Exercise details
Repeat the full listing below verbatim and keep the images out.

Figure data in JSON
□ □ □
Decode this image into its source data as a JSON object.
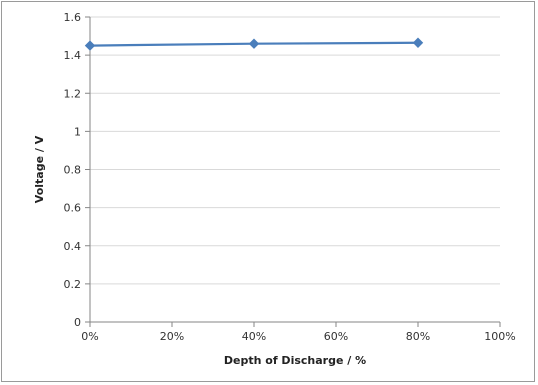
{
  "chart_data": {
    "type": "line",
    "title": "",
    "xlabel": "Depth of Discharge / %",
    "ylabel": "Voltage  /  V",
    "x": [
      0,
      40,
      80
    ],
    "xlim": [
      0,
      100
    ],
    "ylim": [
      0,
      1.6
    ],
    "x_ticks": [
      "0%",
      "20%",
      "40%",
      "60%",
      "80%",
      "100%"
    ],
    "y_ticks": [
      "0",
      "0.2",
      "0.4",
      "0.6",
      "0.8",
      "1",
      "1.2",
      "1.4",
      "1.6"
    ],
    "grid": "horizontal",
    "legend": "none",
    "series": [
      {
        "values": [
          1.45,
          1.46,
          1.465
        ],
        "color": "#4a7ebb",
        "marker": "diamond"
      }
    ]
  }
}
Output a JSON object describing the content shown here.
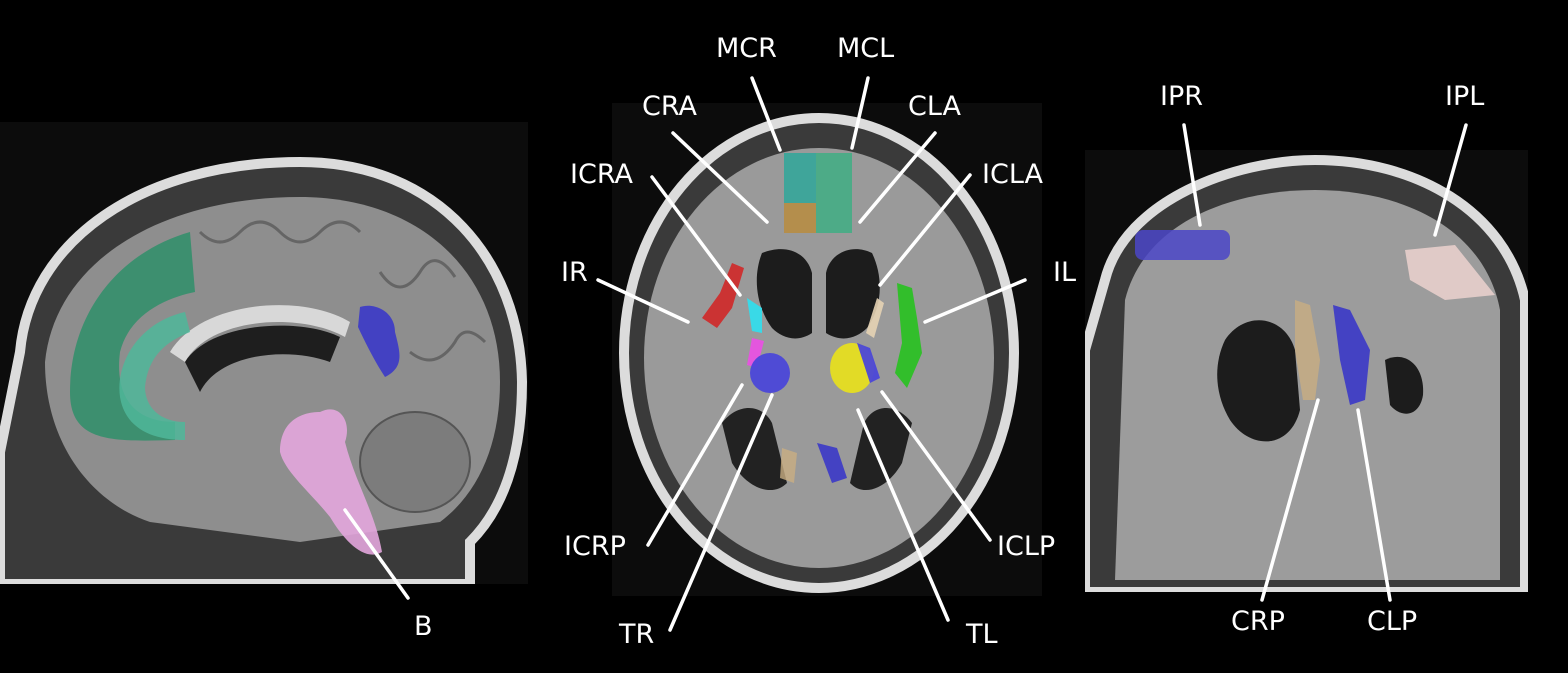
{
  "panels": {
    "sagittal": {
      "view": "sagittal"
    },
    "axial": {
      "view": "axial"
    },
    "coronal": {
      "view": "coronal"
    }
  },
  "labels": {
    "B": "B",
    "MCR": "MCR",
    "MCL": "MCL",
    "CRA": "CRA",
    "CLA": "CLA",
    "ICRA": "ICRA",
    "ICLA": "ICLA",
    "IR": "IR",
    "IL": "IL",
    "ICRP": "ICRP",
    "ICLP": "ICLP",
    "TR": "TR",
    "TL": "TL",
    "IPR": "IPR",
    "IPL": "IPL",
    "CRP": "CRP",
    "CLP": "CLP"
  },
  "region_colors": {
    "frontal_green": "#2f8f6a",
    "cingulate_teal": "#4fb79a",
    "brainstem_pink": "#e3a6dd",
    "blue": "#3b39c8",
    "red": "#d02828",
    "green": "#27c21f",
    "cyan": "#2fe0f0",
    "magenta": "#ec4fe6",
    "yellow": "#e6de20",
    "tan": "#c9ae82",
    "orange": "#c98a3e",
    "light_pink": "#e8cfcc"
  }
}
□ □ □
Completed task
Decode this image into its source data as a JSON object.
{
  "chart_data": {
    "type": "line",
    "title": "",
    "xlabel": "Depth of Discharge / %",
    "ylabel": "Voltage  /  V",
    "x": [
      0,
      40,
      80
    ],
    "xlim": [
      0,
      100
    ],
    "ylim": [
      0,
      1.6
    ],
    "x_ticks": [
      "0%",
      "20%",
      "40%",
      "60%",
      "80%",
      "100%"
    ],
    "y_ticks": [
      "0",
      "0.2",
      "0.4",
      "0.6",
      "0.8",
      "1",
      "1.2",
      "1.4",
      "1.6"
    ],
    "grid": "horizontal",
    "legend": "none",
    "series": [
      {
        "values": [
          1.45,
          1.46,
          1.465
        ],
        "color": "#4a7ebb",
        "marker": "diamond"
      }
    ]
  }
}
Output a JSON object describing the content shown here.
{
  "panels": {
    "sagittal": {
      "view": "sagittal"
    },
    "axial": {
      "view": "axial"
    },
    "coronal": {
      "view": "coronal"
    }
  },
  "labels": {
    "B": "B",
    "MCR": "MCR",
    "MCL": "MCL",
    "CRA": "CRA",
    "CLA": "CLA",
    "ICRA": "ICRA",
    "ICLA": "ICLA",
    "IR": "IR",
    "IL": "IL",
    "ICRP": "ICRP",
    "ICLP": "ICLP",
    "TR": "TR",
    "TL": "TL",
    "IPR": "IPR",
    "IPL": "IPL",
    "CRP": "CRP",
    "CLP": "CLP"
  },
  "region_colors": {
    "frontal_green": "#2f8f6a",
    "cingulate_teal": "#4fb79a",
    "brainstem_pink": "#e3a6dd",
    "blue": "#3b39c8",
    "red": "#d02828",
    "green": "#27c21f",
    "cyan": "#2fe0f0",
    "magenta": "#ec4fe6",
    "yellow": "#e6de20",
    "tan": "#c9ae82",
    "orange": "#c98a3e",
    "light_pink": "#e8cfcc"
  }
}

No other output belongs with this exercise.